Short task: Say only how many lines contain the word "seed".

Data entries:
— START —
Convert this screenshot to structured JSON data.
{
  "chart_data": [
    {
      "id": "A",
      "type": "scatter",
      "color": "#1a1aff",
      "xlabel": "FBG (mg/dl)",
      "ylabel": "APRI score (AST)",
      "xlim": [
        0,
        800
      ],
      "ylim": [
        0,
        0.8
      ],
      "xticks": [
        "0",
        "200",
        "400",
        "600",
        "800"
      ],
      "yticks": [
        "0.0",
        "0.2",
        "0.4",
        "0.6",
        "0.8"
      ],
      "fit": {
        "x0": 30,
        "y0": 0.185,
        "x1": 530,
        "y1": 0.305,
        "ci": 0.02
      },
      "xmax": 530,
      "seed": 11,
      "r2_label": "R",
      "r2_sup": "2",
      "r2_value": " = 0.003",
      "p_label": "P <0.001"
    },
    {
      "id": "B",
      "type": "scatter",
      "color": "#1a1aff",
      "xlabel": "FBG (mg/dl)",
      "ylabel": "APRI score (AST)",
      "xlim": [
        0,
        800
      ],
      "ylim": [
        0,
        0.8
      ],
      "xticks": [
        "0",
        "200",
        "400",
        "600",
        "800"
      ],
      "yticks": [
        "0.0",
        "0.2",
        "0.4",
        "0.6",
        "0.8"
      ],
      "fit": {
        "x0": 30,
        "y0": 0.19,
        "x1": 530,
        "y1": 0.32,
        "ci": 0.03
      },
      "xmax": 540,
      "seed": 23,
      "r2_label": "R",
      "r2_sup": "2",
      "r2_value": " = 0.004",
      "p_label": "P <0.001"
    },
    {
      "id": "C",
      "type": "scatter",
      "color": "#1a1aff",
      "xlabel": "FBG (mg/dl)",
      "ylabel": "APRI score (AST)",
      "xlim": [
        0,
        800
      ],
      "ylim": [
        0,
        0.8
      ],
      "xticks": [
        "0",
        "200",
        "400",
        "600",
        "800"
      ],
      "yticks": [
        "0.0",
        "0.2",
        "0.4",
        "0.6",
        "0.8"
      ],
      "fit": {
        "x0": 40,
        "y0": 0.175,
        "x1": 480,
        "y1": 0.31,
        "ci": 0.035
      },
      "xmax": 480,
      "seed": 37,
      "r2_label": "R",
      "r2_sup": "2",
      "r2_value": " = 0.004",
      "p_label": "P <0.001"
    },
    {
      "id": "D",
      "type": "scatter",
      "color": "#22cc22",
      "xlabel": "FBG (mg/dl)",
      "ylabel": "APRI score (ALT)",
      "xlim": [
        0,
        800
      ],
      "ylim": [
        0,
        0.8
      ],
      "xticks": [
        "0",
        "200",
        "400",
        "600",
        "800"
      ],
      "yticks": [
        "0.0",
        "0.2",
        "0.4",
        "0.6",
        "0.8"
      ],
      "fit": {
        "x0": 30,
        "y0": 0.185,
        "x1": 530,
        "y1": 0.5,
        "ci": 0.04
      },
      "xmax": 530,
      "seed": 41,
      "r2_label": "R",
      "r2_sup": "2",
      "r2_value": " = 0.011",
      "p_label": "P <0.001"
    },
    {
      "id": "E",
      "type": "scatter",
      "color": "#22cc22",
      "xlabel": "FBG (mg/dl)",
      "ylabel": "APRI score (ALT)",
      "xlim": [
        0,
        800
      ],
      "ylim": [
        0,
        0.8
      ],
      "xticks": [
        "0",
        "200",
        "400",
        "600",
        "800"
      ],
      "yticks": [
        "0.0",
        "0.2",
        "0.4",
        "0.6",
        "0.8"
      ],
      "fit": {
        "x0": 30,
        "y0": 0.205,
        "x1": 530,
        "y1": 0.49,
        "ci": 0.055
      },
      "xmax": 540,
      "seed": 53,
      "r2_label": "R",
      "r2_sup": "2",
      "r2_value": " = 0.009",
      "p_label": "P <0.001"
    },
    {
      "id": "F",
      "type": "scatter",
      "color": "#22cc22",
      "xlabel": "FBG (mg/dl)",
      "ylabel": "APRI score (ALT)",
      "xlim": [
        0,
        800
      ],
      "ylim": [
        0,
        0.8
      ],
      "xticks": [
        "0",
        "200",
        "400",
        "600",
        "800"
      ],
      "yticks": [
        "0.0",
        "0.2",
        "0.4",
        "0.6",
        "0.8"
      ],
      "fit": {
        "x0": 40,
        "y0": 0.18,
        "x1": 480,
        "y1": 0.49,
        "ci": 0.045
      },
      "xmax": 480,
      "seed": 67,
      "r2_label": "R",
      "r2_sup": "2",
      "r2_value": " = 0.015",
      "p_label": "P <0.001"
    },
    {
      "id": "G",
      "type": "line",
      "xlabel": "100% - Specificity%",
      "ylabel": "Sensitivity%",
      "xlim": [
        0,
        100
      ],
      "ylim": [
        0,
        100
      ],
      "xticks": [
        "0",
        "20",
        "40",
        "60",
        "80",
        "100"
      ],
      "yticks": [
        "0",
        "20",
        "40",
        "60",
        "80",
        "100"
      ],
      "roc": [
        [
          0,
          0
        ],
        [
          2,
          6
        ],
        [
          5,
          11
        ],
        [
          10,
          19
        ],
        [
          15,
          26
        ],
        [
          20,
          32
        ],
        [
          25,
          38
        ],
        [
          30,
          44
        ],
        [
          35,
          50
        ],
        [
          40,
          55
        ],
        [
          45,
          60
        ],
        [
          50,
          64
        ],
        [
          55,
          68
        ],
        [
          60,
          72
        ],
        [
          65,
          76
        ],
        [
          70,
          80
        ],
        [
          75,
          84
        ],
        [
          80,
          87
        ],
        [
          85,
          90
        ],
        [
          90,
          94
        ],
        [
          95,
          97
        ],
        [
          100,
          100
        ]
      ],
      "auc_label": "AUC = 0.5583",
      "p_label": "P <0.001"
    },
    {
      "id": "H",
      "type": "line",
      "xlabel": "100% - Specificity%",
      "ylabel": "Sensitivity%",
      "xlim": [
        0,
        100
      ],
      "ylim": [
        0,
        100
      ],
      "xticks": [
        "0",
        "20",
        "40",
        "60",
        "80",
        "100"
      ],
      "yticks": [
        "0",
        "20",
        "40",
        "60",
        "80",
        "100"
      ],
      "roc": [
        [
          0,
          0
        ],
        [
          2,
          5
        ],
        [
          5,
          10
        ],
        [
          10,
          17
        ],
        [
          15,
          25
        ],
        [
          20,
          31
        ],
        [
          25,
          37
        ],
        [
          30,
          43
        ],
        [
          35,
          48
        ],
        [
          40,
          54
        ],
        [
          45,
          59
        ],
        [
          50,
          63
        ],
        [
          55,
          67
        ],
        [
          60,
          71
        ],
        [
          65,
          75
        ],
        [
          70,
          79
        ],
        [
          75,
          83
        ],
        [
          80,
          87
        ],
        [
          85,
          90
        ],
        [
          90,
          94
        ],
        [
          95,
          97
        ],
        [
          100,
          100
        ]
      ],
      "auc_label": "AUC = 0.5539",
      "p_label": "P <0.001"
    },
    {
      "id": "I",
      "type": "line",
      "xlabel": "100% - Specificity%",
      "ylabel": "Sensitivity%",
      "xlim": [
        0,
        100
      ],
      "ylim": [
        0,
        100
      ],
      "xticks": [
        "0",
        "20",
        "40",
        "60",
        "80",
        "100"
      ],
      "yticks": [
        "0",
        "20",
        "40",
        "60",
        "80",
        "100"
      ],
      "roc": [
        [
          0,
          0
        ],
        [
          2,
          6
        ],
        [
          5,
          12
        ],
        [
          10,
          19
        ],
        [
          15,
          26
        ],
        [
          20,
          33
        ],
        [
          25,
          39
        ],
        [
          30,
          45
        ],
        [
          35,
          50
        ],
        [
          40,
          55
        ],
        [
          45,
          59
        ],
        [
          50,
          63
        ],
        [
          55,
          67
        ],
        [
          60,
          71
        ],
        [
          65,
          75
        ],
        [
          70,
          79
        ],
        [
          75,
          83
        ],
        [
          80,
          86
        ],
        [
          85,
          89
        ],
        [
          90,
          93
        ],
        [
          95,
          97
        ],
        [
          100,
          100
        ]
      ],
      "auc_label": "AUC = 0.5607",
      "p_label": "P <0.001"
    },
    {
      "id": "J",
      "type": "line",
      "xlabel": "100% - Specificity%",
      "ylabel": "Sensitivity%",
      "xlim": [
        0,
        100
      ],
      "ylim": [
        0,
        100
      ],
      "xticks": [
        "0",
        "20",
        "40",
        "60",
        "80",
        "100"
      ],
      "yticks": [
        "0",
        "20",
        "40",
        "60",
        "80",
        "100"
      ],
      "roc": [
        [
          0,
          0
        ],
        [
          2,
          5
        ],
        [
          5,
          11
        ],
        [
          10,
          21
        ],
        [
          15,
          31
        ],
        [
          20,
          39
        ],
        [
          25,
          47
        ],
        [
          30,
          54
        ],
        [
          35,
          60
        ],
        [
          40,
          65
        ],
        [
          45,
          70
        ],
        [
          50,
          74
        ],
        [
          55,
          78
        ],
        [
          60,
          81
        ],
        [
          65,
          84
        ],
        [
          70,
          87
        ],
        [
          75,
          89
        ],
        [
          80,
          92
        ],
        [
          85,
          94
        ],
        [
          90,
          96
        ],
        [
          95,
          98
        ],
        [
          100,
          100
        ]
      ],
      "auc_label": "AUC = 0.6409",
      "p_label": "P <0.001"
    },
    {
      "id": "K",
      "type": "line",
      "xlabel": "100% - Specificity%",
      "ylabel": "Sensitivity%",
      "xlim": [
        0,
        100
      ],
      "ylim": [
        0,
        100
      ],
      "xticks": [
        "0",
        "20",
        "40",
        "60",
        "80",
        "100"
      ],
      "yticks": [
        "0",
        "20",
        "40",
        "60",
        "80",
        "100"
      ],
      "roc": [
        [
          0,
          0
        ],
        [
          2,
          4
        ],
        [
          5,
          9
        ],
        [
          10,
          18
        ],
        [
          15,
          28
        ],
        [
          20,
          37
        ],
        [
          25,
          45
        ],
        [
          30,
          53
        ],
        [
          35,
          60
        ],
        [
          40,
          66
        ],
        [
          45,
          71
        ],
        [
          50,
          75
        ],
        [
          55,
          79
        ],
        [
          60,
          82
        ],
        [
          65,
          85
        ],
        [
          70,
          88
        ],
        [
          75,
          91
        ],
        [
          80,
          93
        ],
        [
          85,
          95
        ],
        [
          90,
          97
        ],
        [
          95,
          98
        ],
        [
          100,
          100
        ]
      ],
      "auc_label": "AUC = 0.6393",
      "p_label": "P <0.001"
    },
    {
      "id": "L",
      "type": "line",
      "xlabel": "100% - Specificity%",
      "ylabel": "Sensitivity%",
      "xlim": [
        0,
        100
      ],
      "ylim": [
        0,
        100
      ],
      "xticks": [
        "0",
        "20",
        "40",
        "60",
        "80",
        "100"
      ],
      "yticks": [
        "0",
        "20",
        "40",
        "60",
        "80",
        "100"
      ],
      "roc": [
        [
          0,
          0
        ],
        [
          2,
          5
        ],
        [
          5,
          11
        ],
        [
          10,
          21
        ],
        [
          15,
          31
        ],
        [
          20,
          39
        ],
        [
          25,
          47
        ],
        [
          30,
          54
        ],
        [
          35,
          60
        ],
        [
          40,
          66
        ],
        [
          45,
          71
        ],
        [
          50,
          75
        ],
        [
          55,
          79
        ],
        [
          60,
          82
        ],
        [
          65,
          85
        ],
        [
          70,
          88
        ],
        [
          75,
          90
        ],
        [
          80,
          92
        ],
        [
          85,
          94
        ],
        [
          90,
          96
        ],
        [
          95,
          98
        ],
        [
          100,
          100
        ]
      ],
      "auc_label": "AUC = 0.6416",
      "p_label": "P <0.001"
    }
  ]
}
— END —
Full response: 6